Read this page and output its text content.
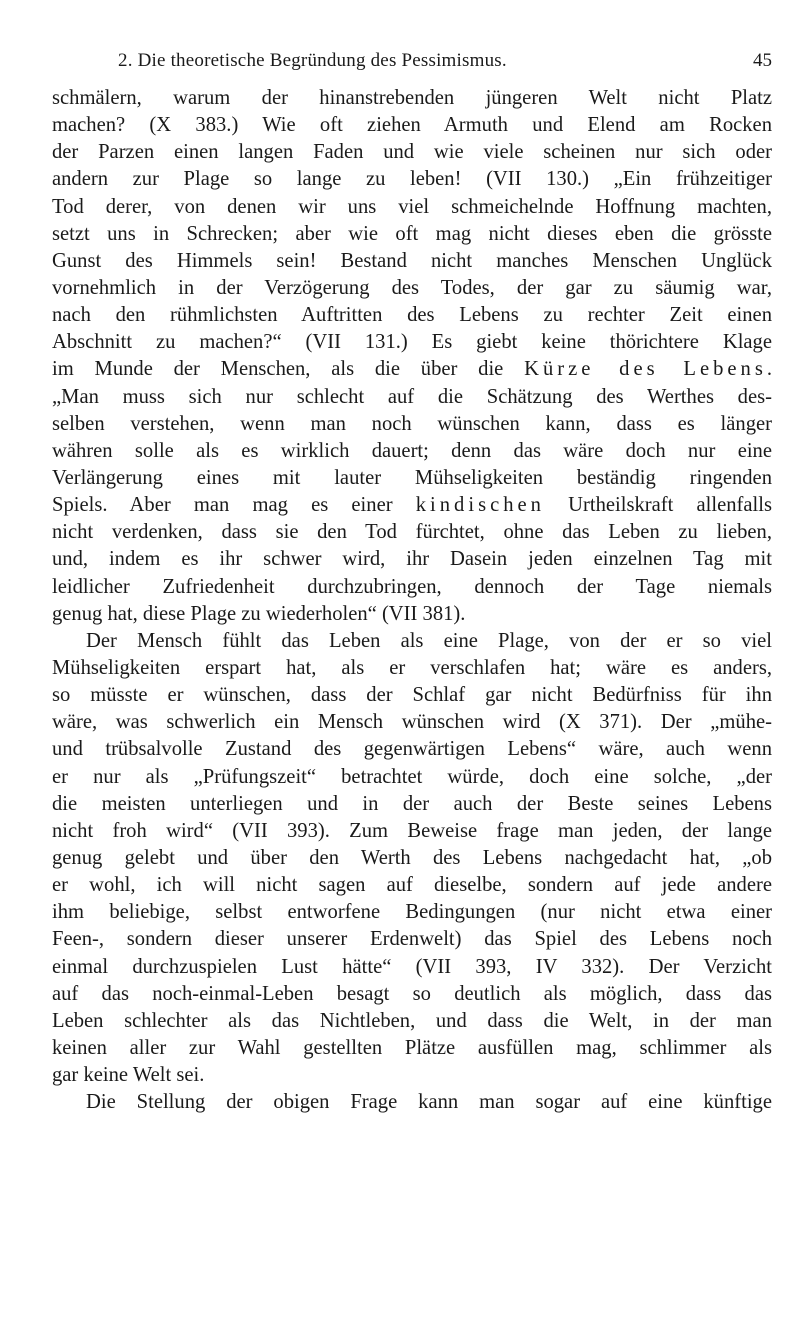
2. Die theoretische Begründung des Pessimismus.	45
schmälern, warum der hinanstrebenden jüngeren Welt nicht Platz
machen? (X 383.) Wie oft ziehen Armuth und Elend am Rocken
der Parzen einen langen Faden und wie viele scheinen nur sich oder
andern zur Plage so lange zu leben! (VII 130.) „Ein frühzeitiger
Tod derer, von denen wir uns viel schmeichelnde Hoffnung machten,
setzt uns in Schrecken; aber wie oft mag nicht dieses eben die grösste
Gunst des Himmels sein! Bestand nicht manches Menschen Unglück
vornehmlich in der Verzögerung des Todes, der gar zu säumig war,
nach den rühmlichsten Auftritten des Lebens zu rechter Zeit einen
Abschnitt zu machen?“ (VII 131.) Es giebt keine thörichtere Klage
im Munde der Menschen, als die über die Kürze des Lebens.
„Man muss sich nur schlecht auf die Schätzung des Werthes des-
selben verstehen, wenn man noch wünschen kann, dass es länger
währen solle als es wirklich dauert; denn das wäre doch nur eine
Verlängerung eines mit lauter Mühseligkeiten beständig ringenden
Spiels. Aber man mag es einer kindischen Urtheilskraft allenfalls
nicht verdenken, dass sie den Tod fürchtet, ohne das Leben zu lieben,
und, indem es ihr schwer wird, ihr Dasein jeden einzelnen Tag mit
leidlicher Zufriedenheit durchzubringen, dennoch der Tage niemals
genug hat, diese Plage zu wiederholen“ (VII 381).
Der Mensch fühlt das Leben als eine Plage, von der er so viel
Mühseligkeiten erspart hat, als er verschlafen hat; wäre es anders,
so müsste er wünschen, dass der Schlaf gar nicht Bedürfniss für ihn
wäre, was schwerlich ein Mensch wünschen wird (X 371). Der „mühe-
und trübsalvolle Zustand des gegenwärtigen Lebens“ wäre, auch wenn
er nur als „Prüfungszeit“ betrachtet würde, doch eine solche, „der
die meisten unterliegen und in der auch der Beste seines Lebens
nicht froh wird“ (VII 393). Zum Beweise frage man jeden, der lange
genug gelebt und über den Werth des Lebens nachgedacht hat, „ob
er wohl, ich will nicht sagen auf dieselbe, sondern auf jede andere
ihm beliebige, selbst entworfene Bedingungen (nur nicht etwa einer
Feen-, sondern dieser unserer Erdenwelt) das Spiel des Lebens noch
einmal durchzuspielen Lust hätte“ (VII 393, IV 332). Der Verzicht
auf das noch-einmal-Leben besagt so deutlich als möglich, dass das
Leben schlechter als das Nichtleben, und dass die Welt, in der man
keinen aller zur Wahl gestellten Plätze ausfüllen mag, schlimmer als
gar keine Welt sei.
Die Stellung der obigen Frage kann man sogar auf eine künftige
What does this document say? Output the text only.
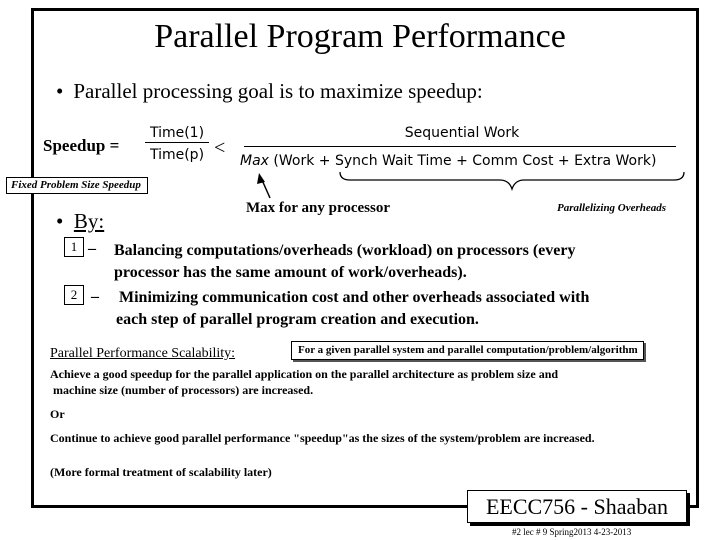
Parallel Program Performance
• Parallel processing goal is to maximize speedup:
Speedup =
Time(1)
Time(p) <
Sequential Work
Max (Work + Synch Wait Time + Comm Cost + Extra Work)
Fixed Problem Size Speedup
Max for any processor	Parallelizing Overheads
•  By:
1 – Balancing computations/overheads (workload) on processors (every
processor has the same amount of work/overheads).
2 – Minimizing communication cost and other overheads associated with
each step of parallel program creation and execution.
Parallel Performance Scalability:	For a given parallel system and parallel computation/problem/algorithm
Achieve a good speedup for the parallel application on the parallel architecture as problem size and
machine size (number of processors) are increased.
Or
Continue to achieve good parallel performance "speedup"as the sizes of the system/problem are increased.
(More formal treatment of scalability later)
EECC756 - Shaaban
#2 lec # 9 Spring2013 4-23-2013
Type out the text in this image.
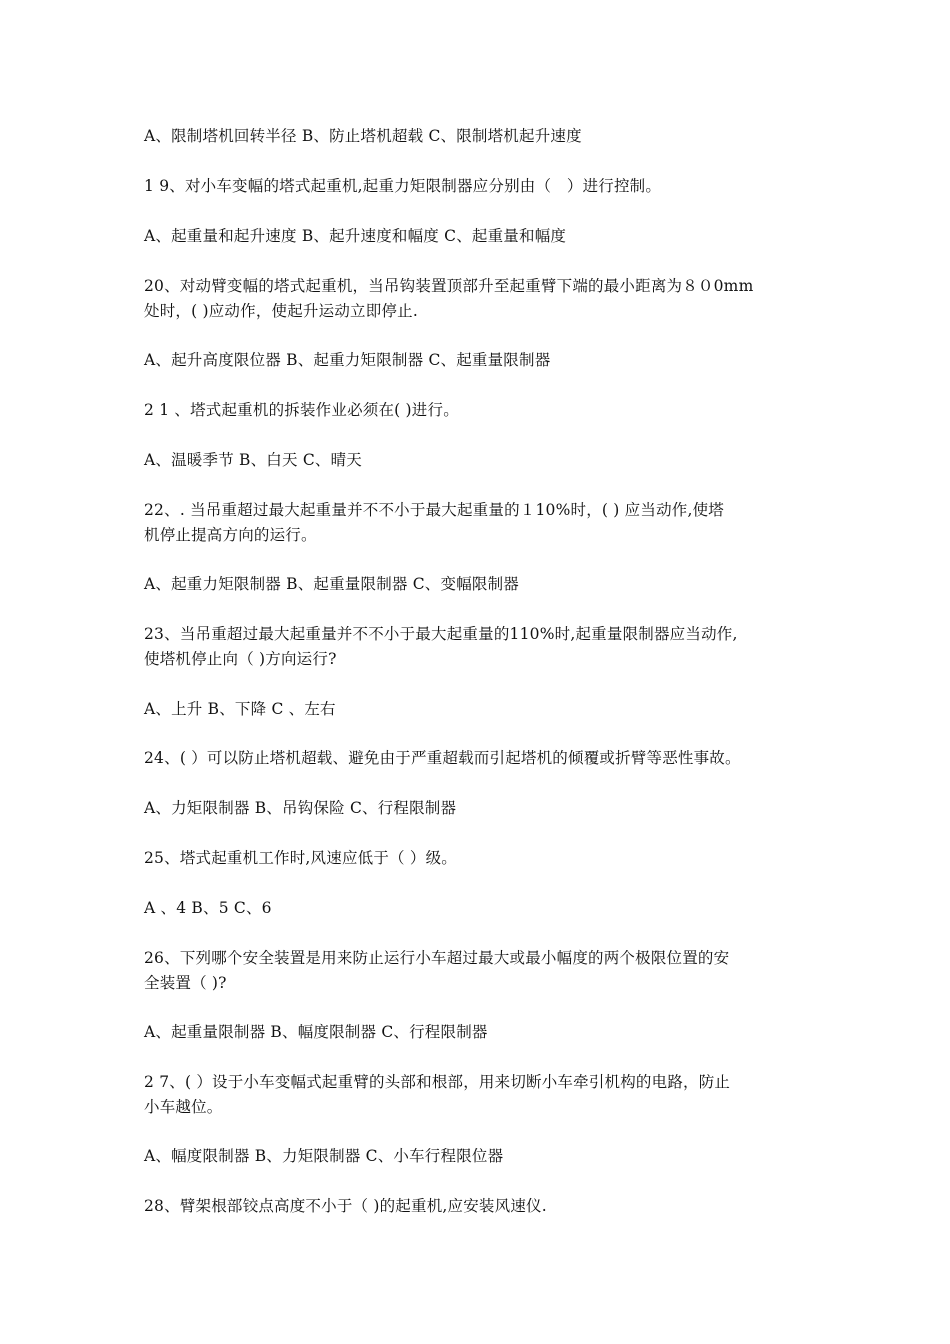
A、限制塔机回转半径 B、防止塔机超载 C、限制塔机起升速度
1 9、对小车变幅的塔式起重机,起重力矩限制器应分别由（　）进行控制。
A、起重量和起升速度 B、起升速度和幅度 C、起重量和幅度
20、对动臂变幅的塔式起重机，当吊钩装置顶部升至起重臂下端的最小距离为８０0mm
处时，( )应动作，使起升运动立即停止.
A、起升高度限位器 B、起重力矩限制器 C、起重量限制器
2 1 、塔式起重机的拆装作业必须在( )进行。
A、温暖季节 B、白天 C、晴天
22、. 当吊重超过最大起重量并不不小于最大起重量的１10%时，( ) 应当动作,使塔
机停止提高方向的运行。
A、起重力矩限制器 B、起重量限制器 C、变幅限制器
23、当吊重超过最大起重量并不不小于最大起重量的110%时,起重量限制器应当动作,
使塔机停止向（ )方向运行?
A、上升 B、下降 C 、左右
24、( ）可以防止塔机超载、避免由于严重超载而引起塔机的倾覆或折臂等恶性事故。
A、力矩限制器 B、吊钩保险 C、行程限制器
25、塔式起重机工作时,风速应低于（ ）级。
A 、4 B、5 C、6
26、下列哪个安全装置是用来防止运行小车超过最大或最小幅度的两个极限位置的安
全装置（ )?
A、起重量限制器 B、幅度限制器 C、行程限制器
2 7、( ）设于小车变幅式起重臂的头部和根部，用来切断小车牵引机构的电路，防止
小车越位。
A、幅度限制器 B、力矩限制器 C、小车行程限位器
28、臂架根部铰点高度不小于（ )的起重机,应安装风速仪.
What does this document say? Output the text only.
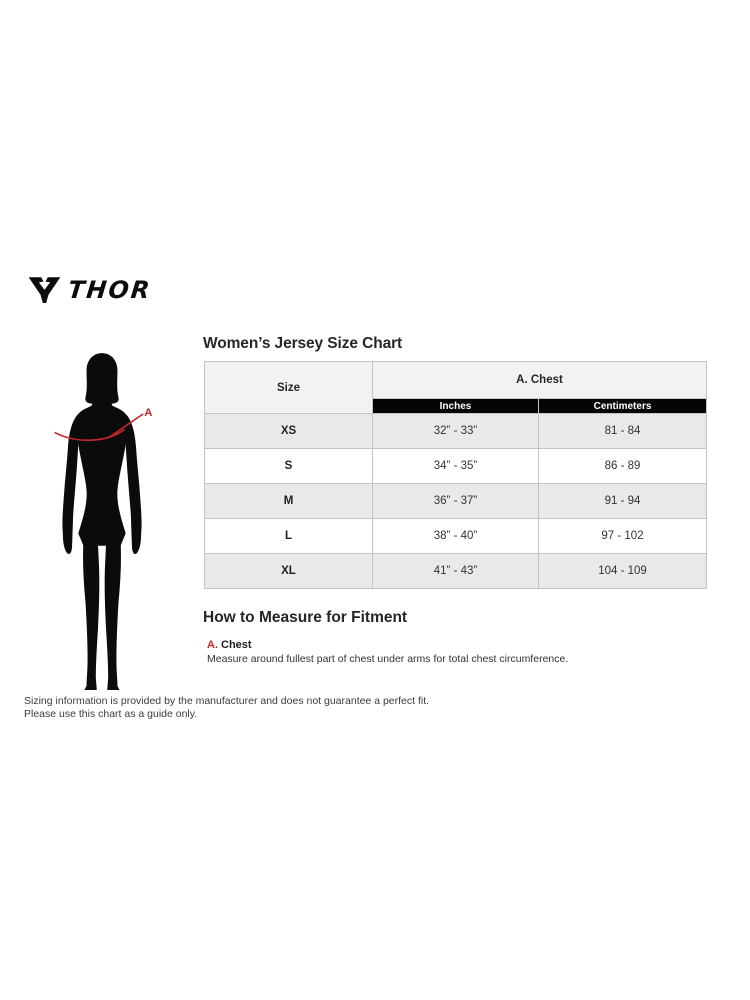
THOR
Women’s Jersey Size Chart
A
Size	A. Chest	
	Inches	Centimeters
XS	32” - 33”	81 - 84
S	34” - 35”	86 - 89
M	36” - 37”	91 - 94
L	38” - 40”	97 - 102
XL	41” - 43”	104 - 109
How to Measure for Fitment
A. Chest
Measure around fullest part of chest under arms for total chest circumference.
Sizing information is provided by the manufacturer and does not guarantee a perfect fit.
Please use this chart as a guide only.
----------
TASK TO CARRY OUT —
Copy exactly the lines from the line containing "Type out the text in this image." through the last line of the records above, both included, and leave out any pictures.

OUTPUT BELOW —
Type out the text in this image.
A、限制塔机回转半径 B、防止塔机超载 C、限制塔机起升速度
1 9、对小车变幅的塔式起重机,起重力矩限制器应分别由（　）进行控制。
A、起重量和起升速度 B、起升速度和幅度 C、起重量和幅度
20、对动臂变幅的塔式起重机，当吊钩装置顶部升至起重臂下端的最小距离为８０0mm
处时，( )应动作，使起升运动立即停止.
A、起升高度限位器 B、起重力矩限制器 C、起重量限制器
2 1 、塔式起重机的拆装作业必须在( )进行。
A、温暖季节 B、白天 C、晴天
22、. 当吊重超过最大起重量并不不小于最大起重量的１10%时，( ) 应当动作,使塔
机停止提高方向的运行。
A、起重力矩限制器 B、起重量限制器 C、变幅限制器
23、当吊重超过最大起重量并不不小于最大起重量的110%时,起重量限制器应当动作,
使塔机停止向（ )方向运行?
A、上升 B、下降 C 、左右
24、( ）可以防止塔机超载、避免由于严重超载而引起塔机的倾覆或折臂等恶性事故。
A、力矩限制器 B、吊钩保险 C、行程限制器
25、塔式起重机工作时,风速应低于（ ）级。
A 、4 B、5 C、6
26、下列哪个安全装置是用来防止运行小车超过最大或最小幅度的两个极限位置的安
全装置（ )?
A、起重量限制器 B、幅度限制器 C、行程限制器
2 7、( ）设于小车变幅式起重臂的头部和根部，用来切断小车牵引机构的电路，防止
小车越位。
A、幅度限制器 B、力矩限制器 C、小车行程限位器
28、臂架根部铰点高度不小于（ )的起重机,应安装风速仪.
What does this document say? Output the text only.
THOR
Women’s Jersey Size Chart
A
Size	A. Chest	
	Inches	Centimeters
XS	32” - 33”	81 - 84
S	34” - 35”	86 - 89
M	36” - 37”	91 - 94
L	38” - 40”	97 - 102
XL	41” - 43”	104 - 109
How to Measure for Fitment
A. Chest
Measure around fullest part of chest under arms for total chest circumference.
Sizing information is provided by the manufacturer and does not guarantee a perfect fit.
Please use this chart as a guide only.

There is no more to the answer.